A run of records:
Begin

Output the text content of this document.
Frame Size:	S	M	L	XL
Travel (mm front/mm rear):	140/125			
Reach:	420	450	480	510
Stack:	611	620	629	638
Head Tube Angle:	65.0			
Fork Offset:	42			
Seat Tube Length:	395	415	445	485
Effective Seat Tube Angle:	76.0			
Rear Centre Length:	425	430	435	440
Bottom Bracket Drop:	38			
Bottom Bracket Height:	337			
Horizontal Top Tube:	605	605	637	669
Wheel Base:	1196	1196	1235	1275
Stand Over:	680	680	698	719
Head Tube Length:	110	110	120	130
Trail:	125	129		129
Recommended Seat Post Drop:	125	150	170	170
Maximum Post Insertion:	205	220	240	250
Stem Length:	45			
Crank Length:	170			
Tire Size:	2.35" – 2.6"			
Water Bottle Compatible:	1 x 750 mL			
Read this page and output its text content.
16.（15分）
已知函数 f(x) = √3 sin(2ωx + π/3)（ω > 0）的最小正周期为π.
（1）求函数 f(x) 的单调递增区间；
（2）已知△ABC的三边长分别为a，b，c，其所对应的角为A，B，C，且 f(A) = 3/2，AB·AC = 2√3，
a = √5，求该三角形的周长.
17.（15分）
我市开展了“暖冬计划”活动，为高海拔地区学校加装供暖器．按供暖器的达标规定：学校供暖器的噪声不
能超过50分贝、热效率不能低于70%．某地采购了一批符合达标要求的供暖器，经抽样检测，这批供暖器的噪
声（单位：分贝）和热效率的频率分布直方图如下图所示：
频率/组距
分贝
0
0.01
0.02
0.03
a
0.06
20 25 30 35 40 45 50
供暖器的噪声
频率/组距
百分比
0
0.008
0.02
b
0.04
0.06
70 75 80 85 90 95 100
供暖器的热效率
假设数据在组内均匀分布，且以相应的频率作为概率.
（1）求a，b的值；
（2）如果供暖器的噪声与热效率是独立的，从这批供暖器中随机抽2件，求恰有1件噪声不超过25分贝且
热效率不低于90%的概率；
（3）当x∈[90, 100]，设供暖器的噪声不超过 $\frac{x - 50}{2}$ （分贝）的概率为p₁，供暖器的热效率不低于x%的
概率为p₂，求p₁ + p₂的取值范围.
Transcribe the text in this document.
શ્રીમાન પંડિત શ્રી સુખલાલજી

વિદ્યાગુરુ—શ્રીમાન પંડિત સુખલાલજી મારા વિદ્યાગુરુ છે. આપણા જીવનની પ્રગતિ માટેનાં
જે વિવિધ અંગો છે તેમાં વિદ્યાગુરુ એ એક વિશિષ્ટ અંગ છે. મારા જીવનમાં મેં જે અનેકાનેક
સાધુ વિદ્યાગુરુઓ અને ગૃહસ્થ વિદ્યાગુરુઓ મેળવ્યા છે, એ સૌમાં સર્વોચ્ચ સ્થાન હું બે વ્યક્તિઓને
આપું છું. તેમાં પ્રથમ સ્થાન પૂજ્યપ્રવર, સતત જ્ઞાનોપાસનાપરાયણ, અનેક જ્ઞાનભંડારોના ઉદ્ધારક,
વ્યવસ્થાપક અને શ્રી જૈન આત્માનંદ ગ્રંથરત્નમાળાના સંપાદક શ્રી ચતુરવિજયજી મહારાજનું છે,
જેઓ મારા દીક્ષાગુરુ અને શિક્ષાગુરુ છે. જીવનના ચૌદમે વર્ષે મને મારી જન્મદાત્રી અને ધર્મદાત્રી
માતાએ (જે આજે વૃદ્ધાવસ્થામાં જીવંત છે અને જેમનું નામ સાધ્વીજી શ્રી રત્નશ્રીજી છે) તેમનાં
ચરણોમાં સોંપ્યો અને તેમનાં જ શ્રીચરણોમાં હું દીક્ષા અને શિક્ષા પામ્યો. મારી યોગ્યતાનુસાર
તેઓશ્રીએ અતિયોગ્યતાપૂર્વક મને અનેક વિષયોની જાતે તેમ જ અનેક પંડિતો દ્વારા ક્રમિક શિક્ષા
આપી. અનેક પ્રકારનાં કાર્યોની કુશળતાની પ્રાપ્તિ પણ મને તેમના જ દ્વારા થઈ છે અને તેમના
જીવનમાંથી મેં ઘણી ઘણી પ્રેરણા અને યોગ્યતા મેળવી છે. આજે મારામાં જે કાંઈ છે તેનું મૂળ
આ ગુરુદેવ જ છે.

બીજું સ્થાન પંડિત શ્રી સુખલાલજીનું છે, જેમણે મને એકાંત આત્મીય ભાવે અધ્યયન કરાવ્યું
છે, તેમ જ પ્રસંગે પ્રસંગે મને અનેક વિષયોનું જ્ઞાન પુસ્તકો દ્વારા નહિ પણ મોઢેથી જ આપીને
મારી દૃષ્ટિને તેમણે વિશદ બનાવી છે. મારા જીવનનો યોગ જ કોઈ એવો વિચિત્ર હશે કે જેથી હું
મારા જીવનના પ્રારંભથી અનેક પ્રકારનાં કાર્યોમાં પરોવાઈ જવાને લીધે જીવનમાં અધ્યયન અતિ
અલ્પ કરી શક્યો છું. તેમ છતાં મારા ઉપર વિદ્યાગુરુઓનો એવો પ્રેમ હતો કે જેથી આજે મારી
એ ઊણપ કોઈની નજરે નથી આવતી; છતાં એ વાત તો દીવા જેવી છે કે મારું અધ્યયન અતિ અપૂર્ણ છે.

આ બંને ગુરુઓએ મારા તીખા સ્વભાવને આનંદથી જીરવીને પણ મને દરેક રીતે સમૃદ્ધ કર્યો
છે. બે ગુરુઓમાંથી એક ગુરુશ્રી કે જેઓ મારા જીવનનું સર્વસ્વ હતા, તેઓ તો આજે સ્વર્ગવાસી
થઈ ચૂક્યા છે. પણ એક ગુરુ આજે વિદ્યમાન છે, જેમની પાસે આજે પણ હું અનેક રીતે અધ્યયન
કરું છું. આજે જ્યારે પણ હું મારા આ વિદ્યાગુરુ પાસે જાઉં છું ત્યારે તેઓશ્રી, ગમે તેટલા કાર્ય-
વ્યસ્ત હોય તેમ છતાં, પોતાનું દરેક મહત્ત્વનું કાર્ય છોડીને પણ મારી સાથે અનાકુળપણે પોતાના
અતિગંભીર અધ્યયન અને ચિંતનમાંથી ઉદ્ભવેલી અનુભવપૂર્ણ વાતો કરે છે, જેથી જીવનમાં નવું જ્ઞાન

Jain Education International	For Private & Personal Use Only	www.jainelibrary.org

End

Short task: Search the data for "Bracket" and list every line in which it occurs.

Exercise result:
Bottom Bracket Drop:	38			
Bottom Bracket Height:	337			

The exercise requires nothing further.